Aim of the task
Locate all lines with the word "each". Copy them.
··········
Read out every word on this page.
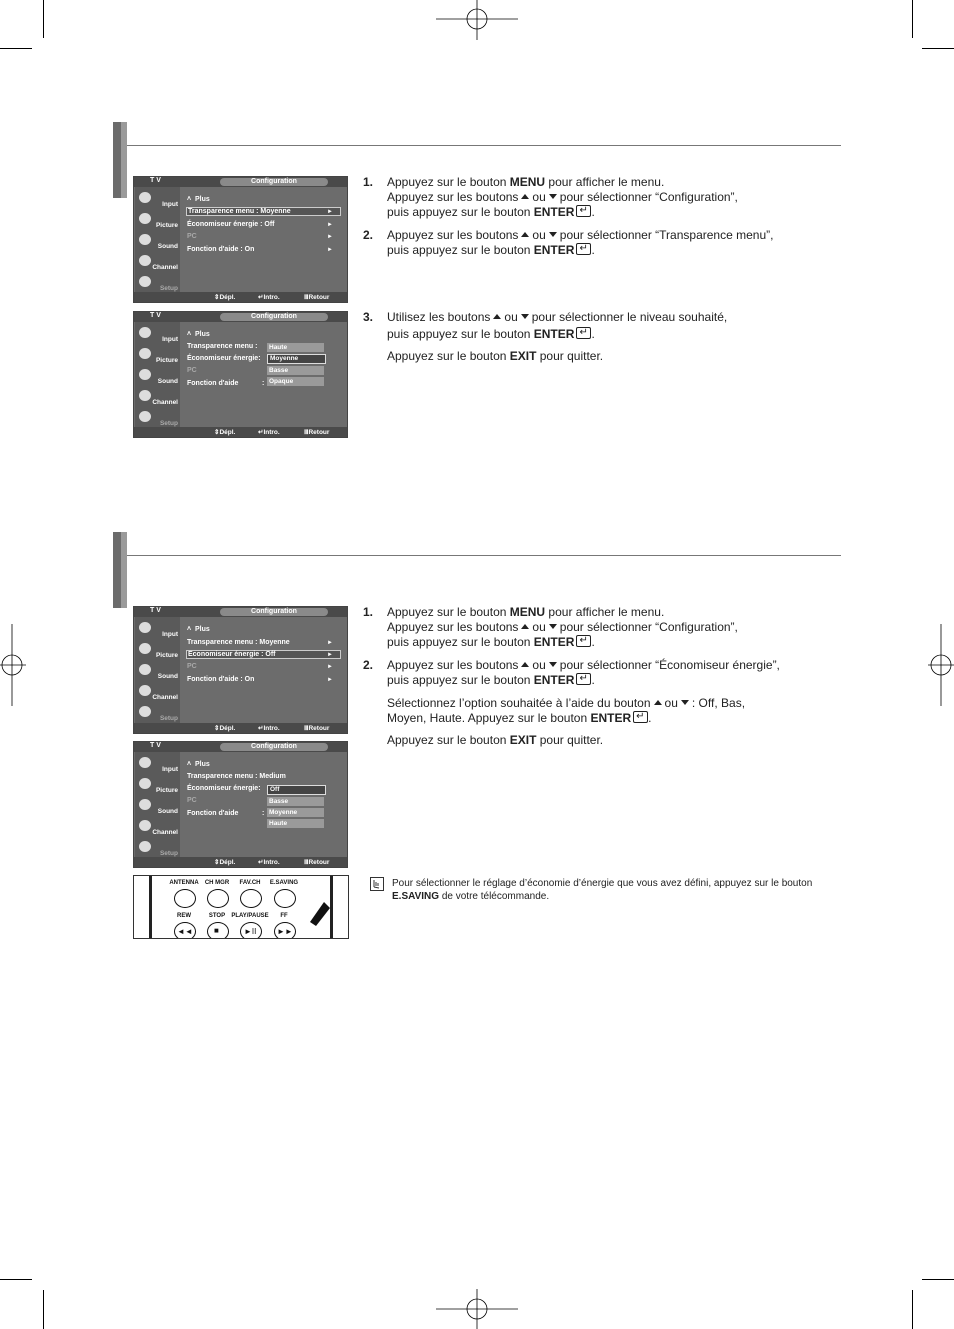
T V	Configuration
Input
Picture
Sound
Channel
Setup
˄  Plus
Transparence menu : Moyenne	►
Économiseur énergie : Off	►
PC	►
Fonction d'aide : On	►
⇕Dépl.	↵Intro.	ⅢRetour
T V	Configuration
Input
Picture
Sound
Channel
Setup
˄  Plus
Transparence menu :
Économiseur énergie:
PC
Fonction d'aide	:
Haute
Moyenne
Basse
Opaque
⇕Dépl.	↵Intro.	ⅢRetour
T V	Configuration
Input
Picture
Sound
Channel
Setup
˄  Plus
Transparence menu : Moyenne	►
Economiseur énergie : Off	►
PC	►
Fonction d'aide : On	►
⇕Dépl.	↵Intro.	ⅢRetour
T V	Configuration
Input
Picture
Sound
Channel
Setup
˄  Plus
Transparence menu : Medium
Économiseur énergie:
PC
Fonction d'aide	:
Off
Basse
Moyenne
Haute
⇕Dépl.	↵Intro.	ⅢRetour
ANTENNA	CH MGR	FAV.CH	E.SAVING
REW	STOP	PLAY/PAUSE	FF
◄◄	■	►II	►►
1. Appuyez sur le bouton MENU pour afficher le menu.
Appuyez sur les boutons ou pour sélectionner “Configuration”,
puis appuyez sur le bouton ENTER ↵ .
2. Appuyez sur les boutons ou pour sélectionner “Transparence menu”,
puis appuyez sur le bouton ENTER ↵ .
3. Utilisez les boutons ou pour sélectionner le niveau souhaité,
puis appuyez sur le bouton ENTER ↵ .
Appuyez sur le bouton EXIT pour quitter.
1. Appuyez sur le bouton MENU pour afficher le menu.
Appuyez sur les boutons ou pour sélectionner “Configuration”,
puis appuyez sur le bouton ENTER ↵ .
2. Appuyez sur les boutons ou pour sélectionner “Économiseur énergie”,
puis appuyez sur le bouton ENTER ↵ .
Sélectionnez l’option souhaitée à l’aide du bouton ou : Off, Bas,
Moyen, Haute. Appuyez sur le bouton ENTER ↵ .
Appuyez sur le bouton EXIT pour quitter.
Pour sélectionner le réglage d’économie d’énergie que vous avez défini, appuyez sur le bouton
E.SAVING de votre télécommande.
··········
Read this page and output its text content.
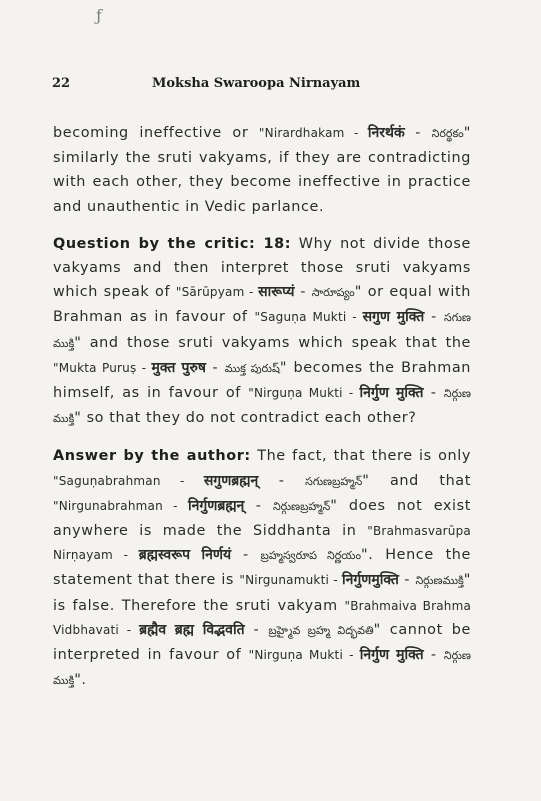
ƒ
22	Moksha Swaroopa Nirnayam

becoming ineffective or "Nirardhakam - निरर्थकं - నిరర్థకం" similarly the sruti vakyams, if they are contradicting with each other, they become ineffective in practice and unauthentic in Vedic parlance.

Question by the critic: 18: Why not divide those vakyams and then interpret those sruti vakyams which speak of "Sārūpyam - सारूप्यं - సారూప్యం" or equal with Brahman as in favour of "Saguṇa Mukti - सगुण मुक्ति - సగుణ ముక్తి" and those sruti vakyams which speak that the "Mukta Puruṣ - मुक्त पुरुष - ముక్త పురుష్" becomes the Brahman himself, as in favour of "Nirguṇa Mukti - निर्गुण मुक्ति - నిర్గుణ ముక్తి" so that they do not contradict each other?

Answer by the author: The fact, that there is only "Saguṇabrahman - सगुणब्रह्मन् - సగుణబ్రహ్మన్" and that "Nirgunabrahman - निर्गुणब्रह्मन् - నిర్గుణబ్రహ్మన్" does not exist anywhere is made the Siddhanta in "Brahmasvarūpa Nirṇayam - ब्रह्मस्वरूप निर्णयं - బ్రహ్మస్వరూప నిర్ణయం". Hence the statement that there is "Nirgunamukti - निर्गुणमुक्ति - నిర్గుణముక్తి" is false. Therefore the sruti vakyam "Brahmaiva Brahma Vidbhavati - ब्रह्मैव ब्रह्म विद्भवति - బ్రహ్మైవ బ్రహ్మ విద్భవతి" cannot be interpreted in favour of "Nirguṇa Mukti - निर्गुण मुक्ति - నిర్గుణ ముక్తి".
··········
Solved exercise
becoming ineffective or "Nirardhakam - निरर्थकं - నిరర్థకం" similarly the sruti vakyams, if they are contradicting with each other, they become ineffective in practice and unauthentic in Vedic parlance.
Question by the critic: 18: Why not divide those vakyams and then interpret those sruti vakyams which speak of "Sārūpyam - सारूप्यं - సారూప్యం" or equal with Brahman as in favour of "Saguṇa Mukti - सगुण मुक्ति - సగుణ ముక్తి" and those sruti vakyams which speak that the "Mukta Puruṣ - मुक्त पुरुष - ముక్త పురుష్" becomes the Brahman himself, as in favour of "Nirguṇa Mukti - निर्गुण मुक्ति - నిర్గుణ ముక్తి" so that they do not contradict each other?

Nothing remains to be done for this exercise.